Items from a figure collection:
Start
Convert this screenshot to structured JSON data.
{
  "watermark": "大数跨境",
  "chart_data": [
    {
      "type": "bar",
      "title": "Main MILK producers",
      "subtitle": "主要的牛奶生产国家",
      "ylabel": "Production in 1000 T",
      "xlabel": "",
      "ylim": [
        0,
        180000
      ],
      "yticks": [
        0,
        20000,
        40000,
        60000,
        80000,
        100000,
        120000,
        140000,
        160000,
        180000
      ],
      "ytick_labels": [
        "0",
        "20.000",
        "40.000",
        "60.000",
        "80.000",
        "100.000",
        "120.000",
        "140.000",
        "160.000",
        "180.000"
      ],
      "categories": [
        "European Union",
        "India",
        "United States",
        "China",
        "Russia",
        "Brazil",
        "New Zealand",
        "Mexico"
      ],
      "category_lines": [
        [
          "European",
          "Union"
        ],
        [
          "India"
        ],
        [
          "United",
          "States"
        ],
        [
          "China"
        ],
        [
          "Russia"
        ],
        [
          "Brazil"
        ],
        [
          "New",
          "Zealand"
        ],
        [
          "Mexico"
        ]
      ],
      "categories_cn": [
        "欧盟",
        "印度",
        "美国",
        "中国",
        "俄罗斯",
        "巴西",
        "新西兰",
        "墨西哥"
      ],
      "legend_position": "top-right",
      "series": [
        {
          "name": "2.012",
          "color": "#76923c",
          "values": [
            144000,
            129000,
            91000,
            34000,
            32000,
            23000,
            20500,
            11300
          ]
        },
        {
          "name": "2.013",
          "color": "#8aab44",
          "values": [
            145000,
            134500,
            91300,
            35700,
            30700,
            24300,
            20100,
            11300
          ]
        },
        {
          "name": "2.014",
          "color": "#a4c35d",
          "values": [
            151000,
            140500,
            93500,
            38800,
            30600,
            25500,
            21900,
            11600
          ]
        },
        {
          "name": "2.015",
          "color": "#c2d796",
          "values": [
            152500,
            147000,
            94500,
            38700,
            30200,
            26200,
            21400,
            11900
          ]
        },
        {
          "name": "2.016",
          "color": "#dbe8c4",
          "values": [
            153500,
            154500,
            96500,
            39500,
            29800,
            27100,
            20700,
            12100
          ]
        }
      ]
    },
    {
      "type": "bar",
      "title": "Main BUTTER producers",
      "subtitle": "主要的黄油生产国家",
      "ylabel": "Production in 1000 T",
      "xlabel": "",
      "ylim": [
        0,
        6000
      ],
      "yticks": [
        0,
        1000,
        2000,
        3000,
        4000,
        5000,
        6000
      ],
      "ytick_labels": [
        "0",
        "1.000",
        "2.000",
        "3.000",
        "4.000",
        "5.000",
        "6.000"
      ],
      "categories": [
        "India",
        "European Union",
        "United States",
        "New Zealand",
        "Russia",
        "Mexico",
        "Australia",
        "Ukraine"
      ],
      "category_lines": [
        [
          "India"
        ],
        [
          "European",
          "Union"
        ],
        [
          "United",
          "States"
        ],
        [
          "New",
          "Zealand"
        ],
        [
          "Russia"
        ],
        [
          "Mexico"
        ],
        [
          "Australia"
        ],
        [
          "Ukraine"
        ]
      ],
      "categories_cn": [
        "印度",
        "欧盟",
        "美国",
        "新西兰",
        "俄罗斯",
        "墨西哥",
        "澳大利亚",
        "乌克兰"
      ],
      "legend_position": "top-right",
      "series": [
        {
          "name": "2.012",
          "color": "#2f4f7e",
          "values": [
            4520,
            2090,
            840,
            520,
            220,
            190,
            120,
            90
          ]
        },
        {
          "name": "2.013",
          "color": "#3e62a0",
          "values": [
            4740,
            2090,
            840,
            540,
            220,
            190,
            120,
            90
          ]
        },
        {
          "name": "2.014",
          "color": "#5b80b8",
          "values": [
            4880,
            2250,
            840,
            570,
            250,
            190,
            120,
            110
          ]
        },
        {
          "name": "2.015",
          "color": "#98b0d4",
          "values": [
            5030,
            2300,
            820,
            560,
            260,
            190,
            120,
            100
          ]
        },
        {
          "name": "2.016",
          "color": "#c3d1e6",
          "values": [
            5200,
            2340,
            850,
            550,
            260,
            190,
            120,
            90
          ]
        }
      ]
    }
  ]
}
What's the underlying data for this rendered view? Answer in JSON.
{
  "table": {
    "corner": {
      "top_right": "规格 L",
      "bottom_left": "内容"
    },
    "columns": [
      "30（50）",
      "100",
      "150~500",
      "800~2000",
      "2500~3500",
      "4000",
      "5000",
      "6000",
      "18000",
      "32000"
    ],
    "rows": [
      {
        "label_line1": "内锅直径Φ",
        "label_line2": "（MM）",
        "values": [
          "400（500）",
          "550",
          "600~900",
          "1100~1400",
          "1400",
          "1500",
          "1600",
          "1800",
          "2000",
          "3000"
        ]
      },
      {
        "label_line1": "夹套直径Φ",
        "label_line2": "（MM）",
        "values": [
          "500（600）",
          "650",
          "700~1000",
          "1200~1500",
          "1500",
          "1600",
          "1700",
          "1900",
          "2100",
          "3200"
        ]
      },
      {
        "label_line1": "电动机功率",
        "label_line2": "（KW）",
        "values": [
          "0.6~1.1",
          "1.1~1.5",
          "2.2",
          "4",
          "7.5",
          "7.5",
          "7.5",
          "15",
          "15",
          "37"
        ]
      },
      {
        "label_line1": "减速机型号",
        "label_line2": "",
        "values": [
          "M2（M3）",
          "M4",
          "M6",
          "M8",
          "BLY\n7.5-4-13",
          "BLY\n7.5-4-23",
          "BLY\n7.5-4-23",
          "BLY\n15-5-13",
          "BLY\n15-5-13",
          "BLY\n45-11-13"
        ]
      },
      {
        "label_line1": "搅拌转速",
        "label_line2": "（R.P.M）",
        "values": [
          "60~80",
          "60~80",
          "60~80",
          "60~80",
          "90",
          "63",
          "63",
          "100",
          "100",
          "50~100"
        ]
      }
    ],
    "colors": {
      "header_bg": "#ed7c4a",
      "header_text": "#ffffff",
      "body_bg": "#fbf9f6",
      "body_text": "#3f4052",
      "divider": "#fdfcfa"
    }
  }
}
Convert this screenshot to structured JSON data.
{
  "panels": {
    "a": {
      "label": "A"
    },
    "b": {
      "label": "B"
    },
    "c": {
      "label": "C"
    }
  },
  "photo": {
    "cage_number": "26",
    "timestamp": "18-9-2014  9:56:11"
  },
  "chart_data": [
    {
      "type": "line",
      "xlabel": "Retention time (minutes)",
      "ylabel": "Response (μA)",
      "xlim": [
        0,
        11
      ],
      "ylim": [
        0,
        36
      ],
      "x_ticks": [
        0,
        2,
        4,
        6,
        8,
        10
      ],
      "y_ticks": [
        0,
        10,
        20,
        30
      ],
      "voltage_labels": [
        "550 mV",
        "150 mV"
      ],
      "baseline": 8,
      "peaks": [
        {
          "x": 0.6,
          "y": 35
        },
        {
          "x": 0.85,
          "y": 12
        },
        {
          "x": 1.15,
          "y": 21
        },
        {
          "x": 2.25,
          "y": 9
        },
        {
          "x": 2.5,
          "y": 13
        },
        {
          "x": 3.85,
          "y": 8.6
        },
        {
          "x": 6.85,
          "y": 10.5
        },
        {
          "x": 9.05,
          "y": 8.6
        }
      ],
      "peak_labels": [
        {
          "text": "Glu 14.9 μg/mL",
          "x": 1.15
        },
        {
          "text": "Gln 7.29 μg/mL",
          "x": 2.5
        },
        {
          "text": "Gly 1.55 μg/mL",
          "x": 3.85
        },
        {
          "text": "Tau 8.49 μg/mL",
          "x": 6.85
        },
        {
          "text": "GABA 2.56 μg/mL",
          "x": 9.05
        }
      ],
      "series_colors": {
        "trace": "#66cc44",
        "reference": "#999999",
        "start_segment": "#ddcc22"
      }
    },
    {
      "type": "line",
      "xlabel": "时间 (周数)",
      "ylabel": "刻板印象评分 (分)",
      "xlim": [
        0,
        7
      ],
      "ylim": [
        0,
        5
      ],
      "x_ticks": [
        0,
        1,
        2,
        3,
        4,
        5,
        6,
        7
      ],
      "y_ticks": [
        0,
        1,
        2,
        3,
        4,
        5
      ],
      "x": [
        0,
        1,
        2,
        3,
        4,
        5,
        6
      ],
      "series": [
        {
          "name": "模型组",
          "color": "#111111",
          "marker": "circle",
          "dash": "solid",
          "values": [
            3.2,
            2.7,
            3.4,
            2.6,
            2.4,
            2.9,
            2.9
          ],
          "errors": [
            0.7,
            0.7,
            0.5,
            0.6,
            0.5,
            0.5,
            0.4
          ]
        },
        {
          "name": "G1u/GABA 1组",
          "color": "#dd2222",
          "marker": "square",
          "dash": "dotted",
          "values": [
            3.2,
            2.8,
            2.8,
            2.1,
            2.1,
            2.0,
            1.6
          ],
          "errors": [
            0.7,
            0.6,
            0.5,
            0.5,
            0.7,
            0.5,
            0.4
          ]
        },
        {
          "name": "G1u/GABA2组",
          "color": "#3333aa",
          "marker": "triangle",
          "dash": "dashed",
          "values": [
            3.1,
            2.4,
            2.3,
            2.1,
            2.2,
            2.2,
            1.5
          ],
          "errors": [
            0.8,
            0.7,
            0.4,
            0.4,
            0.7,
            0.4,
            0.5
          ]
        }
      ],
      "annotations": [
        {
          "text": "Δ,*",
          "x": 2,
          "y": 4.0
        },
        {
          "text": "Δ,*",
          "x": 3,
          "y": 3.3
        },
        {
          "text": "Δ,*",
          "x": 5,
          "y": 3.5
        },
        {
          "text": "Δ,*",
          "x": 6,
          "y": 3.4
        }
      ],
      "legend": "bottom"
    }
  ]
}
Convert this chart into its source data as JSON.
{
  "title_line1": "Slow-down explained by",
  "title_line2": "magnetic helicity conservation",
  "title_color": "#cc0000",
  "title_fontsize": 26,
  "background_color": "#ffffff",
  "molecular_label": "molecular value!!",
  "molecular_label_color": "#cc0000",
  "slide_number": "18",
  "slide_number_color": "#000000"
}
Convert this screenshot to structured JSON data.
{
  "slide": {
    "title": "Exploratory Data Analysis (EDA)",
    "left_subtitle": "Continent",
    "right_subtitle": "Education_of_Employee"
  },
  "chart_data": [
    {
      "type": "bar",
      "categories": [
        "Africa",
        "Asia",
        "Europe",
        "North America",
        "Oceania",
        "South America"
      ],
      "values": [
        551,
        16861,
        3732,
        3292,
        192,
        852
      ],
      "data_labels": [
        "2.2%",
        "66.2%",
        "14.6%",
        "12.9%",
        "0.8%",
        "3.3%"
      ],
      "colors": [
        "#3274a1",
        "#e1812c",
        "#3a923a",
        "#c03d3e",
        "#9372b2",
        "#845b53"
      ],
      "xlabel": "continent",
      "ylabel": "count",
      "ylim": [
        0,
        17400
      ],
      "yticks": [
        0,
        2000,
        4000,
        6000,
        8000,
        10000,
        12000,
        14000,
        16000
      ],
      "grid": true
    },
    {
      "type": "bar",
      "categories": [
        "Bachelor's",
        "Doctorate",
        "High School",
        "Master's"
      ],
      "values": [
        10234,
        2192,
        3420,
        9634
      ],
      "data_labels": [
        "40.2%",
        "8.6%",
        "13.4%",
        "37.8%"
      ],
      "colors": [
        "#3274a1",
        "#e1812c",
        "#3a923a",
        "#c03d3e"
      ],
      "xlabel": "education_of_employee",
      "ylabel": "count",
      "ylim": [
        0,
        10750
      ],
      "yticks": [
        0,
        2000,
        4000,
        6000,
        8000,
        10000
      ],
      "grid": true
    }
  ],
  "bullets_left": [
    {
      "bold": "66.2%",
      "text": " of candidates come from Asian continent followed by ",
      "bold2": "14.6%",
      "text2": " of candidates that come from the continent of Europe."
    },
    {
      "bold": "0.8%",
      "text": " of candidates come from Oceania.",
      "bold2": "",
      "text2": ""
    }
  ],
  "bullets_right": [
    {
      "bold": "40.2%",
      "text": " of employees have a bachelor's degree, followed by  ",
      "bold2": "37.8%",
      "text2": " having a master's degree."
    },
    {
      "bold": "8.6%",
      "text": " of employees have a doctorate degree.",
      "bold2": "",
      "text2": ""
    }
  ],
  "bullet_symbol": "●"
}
End
> **Task details**
Scan the lines for the string "have". Pick out every line that has it.

> **The output**
      "text": " of employees have a bachelor's degree, followed by  ",
      "text": " of employees have a doctorate degree.",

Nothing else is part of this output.